Records for this exercise |

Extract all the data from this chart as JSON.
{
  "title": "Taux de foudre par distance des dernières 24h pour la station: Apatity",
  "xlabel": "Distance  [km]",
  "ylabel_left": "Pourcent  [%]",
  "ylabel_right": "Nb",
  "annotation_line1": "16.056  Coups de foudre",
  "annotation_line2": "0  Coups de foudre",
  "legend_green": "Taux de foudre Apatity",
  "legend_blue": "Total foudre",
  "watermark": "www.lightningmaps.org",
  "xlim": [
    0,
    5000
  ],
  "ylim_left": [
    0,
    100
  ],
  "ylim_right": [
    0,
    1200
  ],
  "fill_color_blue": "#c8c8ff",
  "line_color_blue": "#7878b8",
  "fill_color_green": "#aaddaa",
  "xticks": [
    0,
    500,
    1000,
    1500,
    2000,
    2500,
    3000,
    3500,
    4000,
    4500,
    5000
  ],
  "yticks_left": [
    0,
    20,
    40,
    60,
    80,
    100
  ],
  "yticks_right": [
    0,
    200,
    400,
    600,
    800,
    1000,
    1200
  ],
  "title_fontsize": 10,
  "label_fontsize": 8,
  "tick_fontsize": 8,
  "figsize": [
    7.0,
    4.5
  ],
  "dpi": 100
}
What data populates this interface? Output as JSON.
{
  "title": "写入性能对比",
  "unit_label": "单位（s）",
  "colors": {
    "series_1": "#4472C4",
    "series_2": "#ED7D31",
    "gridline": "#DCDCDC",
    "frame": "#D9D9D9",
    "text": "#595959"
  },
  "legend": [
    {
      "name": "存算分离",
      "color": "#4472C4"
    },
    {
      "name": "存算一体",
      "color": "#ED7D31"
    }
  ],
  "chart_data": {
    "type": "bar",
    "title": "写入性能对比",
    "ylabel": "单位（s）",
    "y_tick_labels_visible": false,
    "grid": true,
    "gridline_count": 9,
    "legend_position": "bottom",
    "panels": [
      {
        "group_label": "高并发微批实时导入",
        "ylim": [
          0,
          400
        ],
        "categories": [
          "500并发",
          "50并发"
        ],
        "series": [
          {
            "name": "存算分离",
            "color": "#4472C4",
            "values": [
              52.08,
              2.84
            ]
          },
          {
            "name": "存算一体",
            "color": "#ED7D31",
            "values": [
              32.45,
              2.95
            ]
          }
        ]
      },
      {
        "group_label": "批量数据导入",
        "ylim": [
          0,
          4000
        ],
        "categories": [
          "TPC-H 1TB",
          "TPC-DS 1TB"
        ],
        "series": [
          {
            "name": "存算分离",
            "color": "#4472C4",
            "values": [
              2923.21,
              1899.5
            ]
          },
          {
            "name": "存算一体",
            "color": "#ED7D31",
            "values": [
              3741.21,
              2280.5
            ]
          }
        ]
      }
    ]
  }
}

Task description | How many of the lines in the listing above hold the word "Apatity"? Report only that figure.

Finished exercise | 2